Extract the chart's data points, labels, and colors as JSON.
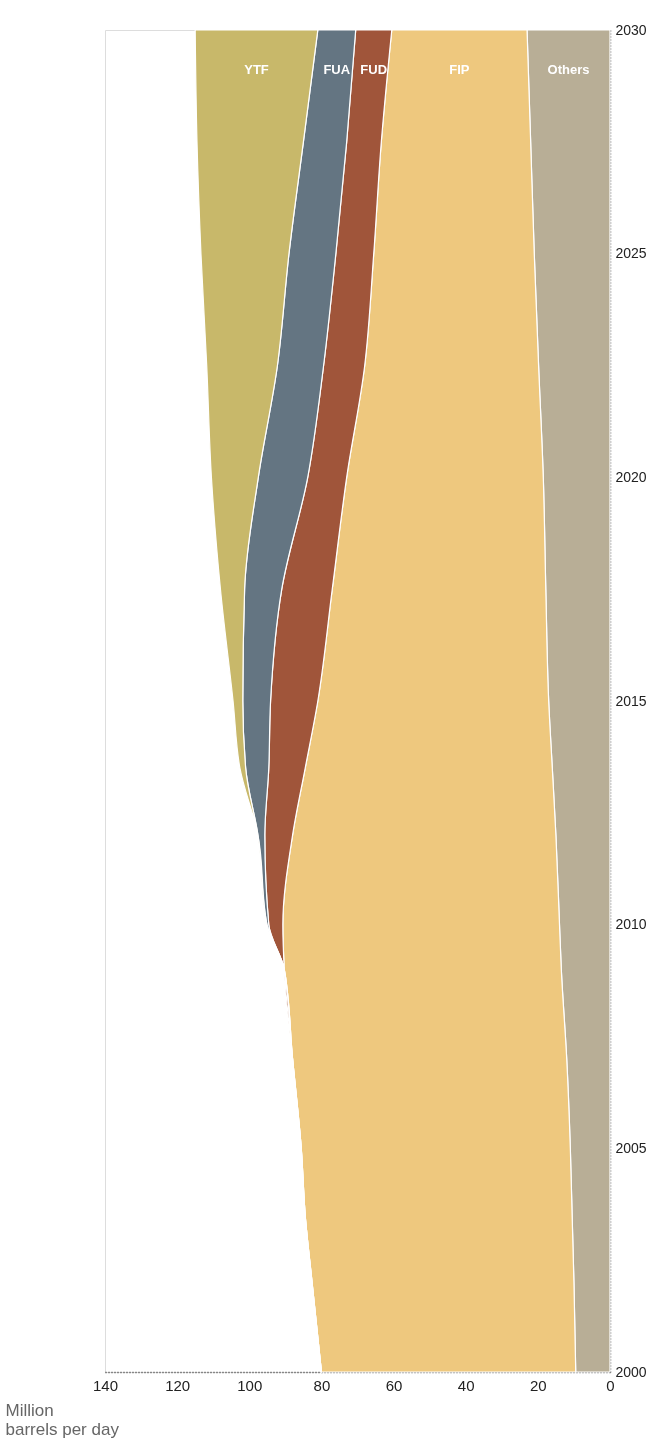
{
  "chart_data": {
    "type": "area",
    "stacked": true,
    "xlabel": "Million barrels per day",
    "x": [
      2000,
      2002,
      2003.5,
      2005,
      2007,
      2009,
      2010,
      2012,
      2013.5,
      2015,
      2017.5,
      2020,
      2022.5,
      2025,
      2027.5,
      2030
    ],
    "series": [
      {
        "name": "Others",
        "color": "#b8ae96",
        "values": [
          9.5,
          10,
          10.5,
          11,
          12,
          13.5,
          14,
          15,
          16,
          17,
          17.8,
          18.5,
          19.8,
          21,
          22,
          23
        ]
      },
      {
        "name": "FIP",
        "color": "#eec87e",
        "values": [
          70.5,
          72.6,
          74,
          74.6,
          76,
          76.8,
          76.7,
          73,
          68.5,
          64,
          59.2,
          54.5,
          48.2,
          44.5,
          41.4,
          37.5
        ]
      },
      {
        "name": "FUD",
        "color": "#a0553a",
        "values": [
          0,
          0,
          0,
          0,
          0,
          0,
          3.9,
          7.7,
          10.1,
          13.1,
          14,
          10.8,
          11.4,
          10.5,
          9.6,
          10
        ]
      },
      {
        "name": "FUA",
        "color": "#647582",
        "values": [
          0,
          0,
          0,
          0,
          0,
          0,
          0.5,
          1.9,
          6.4,
          7.7,
          10.3,
          13.7,
          12.8,
          13,
          12,
          10.5
        ]
      },
      {
        "name": "YTF",
        "color": "#c8b86a",
        "values": [
          0,
          0,
          0,
          0,
          0,
          0,
          0,
          0,
          1.6,
          2.7,
          6.7,
          13,
          19.6,
          24.4,
          29.5,
          34
        ]
      }
    ],
    "orientation": "horizontal",
    "ylim": [
      2000,
      2030
    ],
    "yticks": [
      2000,
      2005,
      2010,
      2015,
      2020,
      2025,
      2030
    ],
    "xlim": [
      140,
      0
    ],
    "xticks": [
      0,
      20,
      40,
      60,
      80,
      100,
      120,
      140
    ],
    "grid": false
  }
}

▶ _Set task_: How many of the lines above contain the string "name"? Give the number only.

▶ _Solution for this exercise_: 5